Закладки
  Добавить закладку :

|
|

Главная | "Биография души" | Произведения | Статьи | Фотогалерея | Гессе-художник | Интерактив

Лауреат Нобелевской премии по литературе за 1946 г

Произведения
ПОСЛАНИЕ АВТОРА КОРРЕКТОРУ
Версия для печати Размер шрифта:
      OCR и вычитка - Александр Продан      alexpro@enteh.com

       Октябрь 1946 г.
       Многоуважаемый дорогой господин корректор!
       Так как мы вновь во власти друг друга и должны работать совместно, то, возможно, мне будет не вредно отвлечься на час от нескончаемых мелких поправок, нотаций, попыток учить уму-разуму, коими обычно мы мучим друг друга, и постараться высказать нечто принципиальное о моей и Вашей работе, то есть о том, в чем для меня ее смысл, в чем ее функция в целом для народа, языка и культуры. Вы знаете, что тем самым хочу я только добра, с чем Вы должны согласиться, даже если не разделяете моих взглядов. Со своей стороны я предполагаю и, мне кажется - с полным правом, что мое мнение Вам интересно, что Вы так же увлечены нашей общей работой, так же ощущаете ответственность и значение Вашего дела, ибо кто бы из нас мог продолжать заниматься своим трудом, сохранять верность ему, принося ему жертвы, и в обмен испытывать радость, если бы вновь и вновь не желал еще глубже усвоить смысл этой профессии и воспрепятствовать ее вырождению в окостеневшую систему механических приемов. Ведь в эпоху техники, всеобщей переоценки денег и рабочего времени каждой профессии и каждому работающему человеку, даже самому нравственному, непрерывно угрожает опасность стать бездушной деталью машины и превратить свой индивидуально ответственный труд в конвеерный и схематичный. Именно из сопротивления, оказываемого Вами порой моим мнениям и представлениям, я могу заключить, насколько серьезно относитесь Вы к Вашей работе. Не будь я в этом так убежден, то безусловно не стал бы себя утруждать объяснением, которое, как я уже вижу по вступительным фразам, сформулировать не так уж и просто, как мне перед этим казалось, и чем дальше, тем больше это выглядит трудным и щекотливым.

# [ВЫБОРКА ДАННЫХ]
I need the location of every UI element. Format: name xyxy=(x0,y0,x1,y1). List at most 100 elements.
* * *
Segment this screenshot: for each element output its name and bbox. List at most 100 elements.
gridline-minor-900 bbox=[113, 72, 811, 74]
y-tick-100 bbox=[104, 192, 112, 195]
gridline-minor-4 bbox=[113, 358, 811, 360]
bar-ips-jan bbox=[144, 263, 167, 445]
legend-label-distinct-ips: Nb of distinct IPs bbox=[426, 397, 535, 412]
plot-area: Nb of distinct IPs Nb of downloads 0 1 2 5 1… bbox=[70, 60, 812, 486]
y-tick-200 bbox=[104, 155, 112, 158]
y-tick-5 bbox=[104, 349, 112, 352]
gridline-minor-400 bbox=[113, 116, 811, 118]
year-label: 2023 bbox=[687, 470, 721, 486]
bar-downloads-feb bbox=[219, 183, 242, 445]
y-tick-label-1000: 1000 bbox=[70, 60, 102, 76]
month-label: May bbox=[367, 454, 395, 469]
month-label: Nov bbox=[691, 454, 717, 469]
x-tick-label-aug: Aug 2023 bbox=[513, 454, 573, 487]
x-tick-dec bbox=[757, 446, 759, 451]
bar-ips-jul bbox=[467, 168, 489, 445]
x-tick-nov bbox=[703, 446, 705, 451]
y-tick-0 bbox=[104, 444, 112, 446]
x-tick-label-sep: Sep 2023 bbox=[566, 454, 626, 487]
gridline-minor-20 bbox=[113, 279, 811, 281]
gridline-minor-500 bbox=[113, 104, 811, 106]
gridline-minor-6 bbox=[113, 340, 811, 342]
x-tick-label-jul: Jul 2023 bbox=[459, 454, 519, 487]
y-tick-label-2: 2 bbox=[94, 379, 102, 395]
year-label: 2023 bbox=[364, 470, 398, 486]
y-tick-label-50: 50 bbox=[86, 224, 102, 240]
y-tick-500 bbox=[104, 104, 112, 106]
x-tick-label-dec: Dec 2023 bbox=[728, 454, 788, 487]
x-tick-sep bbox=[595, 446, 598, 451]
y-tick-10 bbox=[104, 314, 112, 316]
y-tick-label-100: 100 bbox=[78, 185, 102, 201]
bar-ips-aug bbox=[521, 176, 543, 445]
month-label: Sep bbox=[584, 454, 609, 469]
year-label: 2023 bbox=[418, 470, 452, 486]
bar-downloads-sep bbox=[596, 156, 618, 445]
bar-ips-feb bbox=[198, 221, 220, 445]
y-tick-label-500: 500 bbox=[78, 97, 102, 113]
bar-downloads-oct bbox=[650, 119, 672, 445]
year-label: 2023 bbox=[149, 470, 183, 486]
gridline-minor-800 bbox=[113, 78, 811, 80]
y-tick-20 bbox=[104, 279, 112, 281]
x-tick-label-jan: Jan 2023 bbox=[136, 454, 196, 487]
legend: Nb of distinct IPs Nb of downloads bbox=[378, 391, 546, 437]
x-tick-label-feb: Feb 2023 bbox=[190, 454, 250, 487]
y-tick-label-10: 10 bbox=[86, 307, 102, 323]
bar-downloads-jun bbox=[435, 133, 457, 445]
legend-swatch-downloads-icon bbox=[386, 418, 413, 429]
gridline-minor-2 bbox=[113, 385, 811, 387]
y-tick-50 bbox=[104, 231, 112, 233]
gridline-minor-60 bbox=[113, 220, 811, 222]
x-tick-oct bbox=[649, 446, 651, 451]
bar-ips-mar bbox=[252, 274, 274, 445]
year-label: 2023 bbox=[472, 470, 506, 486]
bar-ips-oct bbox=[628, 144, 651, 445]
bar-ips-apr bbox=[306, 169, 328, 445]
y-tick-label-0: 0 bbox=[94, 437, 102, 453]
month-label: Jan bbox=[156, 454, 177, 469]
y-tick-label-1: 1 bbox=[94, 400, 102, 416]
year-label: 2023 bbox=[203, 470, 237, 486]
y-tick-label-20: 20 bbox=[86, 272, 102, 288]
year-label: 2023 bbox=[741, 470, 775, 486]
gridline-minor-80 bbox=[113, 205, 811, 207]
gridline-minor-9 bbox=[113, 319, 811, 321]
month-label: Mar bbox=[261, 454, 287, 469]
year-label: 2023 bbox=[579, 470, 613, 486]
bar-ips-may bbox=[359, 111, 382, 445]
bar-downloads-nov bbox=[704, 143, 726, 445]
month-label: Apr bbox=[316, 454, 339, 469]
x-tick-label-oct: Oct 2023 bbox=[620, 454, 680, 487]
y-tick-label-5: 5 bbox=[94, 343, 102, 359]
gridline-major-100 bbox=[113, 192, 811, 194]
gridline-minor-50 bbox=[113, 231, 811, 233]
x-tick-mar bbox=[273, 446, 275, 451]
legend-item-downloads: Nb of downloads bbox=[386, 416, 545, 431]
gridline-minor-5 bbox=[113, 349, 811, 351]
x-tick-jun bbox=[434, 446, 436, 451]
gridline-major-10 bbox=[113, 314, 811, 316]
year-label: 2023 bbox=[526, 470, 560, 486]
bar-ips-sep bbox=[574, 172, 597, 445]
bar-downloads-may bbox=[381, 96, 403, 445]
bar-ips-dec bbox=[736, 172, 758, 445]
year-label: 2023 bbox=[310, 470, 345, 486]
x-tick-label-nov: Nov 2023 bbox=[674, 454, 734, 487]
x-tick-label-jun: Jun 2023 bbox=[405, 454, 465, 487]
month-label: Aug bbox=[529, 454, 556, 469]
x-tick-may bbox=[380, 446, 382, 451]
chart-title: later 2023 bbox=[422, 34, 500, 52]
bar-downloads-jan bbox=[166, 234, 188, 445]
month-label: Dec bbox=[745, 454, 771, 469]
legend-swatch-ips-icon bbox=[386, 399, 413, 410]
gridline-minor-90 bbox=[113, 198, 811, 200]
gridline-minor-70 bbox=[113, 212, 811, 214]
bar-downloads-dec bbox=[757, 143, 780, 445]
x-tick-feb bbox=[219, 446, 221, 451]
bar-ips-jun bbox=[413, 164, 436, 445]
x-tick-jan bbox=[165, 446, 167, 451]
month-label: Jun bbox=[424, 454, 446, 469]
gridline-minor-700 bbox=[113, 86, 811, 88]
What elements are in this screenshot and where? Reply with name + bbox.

# [ЗАДАНИЯ К УПРАЖНЕНИЮ]
• 1. Замените в письме корректору «Октябрь» на «Ноябрь» и приведите всё от «Лауреат Нобелевской премии» и вниз до «дорогой господин корректор!».
• 2. Выпишите без изменений строки второго блока: всё от строки со словами «Segment this screenshot: for» и вниз до строки со словами «gridline-minor-20 bbox=[113, 279, 811, 281]», обе включительно.
Строки никак не связаны с письмом корректору.

# [ОТВЕТЫ ПО ЗАДАНИЯМ]
• 1.
Лауреат Нобелевской премии по литературе за 1946 г

Произведения
ПОСЛАНИЕ АВТОРА КОРРЕКТОРУ
Версия для печати Размер шрифта:
      OCR и вычитка - Александр Продан      alexpro@enteh.com

       Ноябрь 1946 г.
       Многоуважаемый дорогой господин корректор!

• 2.
Segment this screenshot: for each element output its name and bbox. List at most 100 elements.
gridline-minor-900 bbox=[113, 72, 811, 74]
y-tick-100 bbox=[104, 192, 112, 195]
gridline-minor-4 bbox=[113, 358, 811, 360]
bar-ips-jan bbox=[144, 263, 167, 445]
legend-label-distinct-ips: Nb of distinct IPs bbox=[426, 397, 535, 412]
plot-area: Nb of distinct IPs Nb of downloads 0 1 2 5 1… bbox=[70, 60, 812, 486]
y-tick-200 bbox=[104, 155, 112, 158]
y-tick-5 bbox=[104, 349, 112, 352]
gridline-minor-400 bbox=[113, 116, 811, 118]
year-label: 2023 bbox=[687, 470, 721, 486]
bar-downloads-feb bbox=[219, 183, 242, 445]
y-tick-label-1000: 1000 bbox=[70, 60, 102, 76]
month-label: May bbox=[367, 454, 395, 469]
month-label: Nov bbox=[691, 454, 717, 469]
x-tick-label-aug: Aug 2023 bbox=[513, 454, 573, 487]
x-tick-dec bbox=[757, 446, 759, 451]
bar-ips-jul bbox=[467, 168, 489, 445]
x-tick-nov bbox=[703, 446, 705, 451]
y-tick-0 bbox=[104, 444, 112, 446]
x-tick-label-sep: Sep 2023 bbox=[566, 454, 626, 487]
gridline-minor-20 bbox=[113, 279, 811, 281]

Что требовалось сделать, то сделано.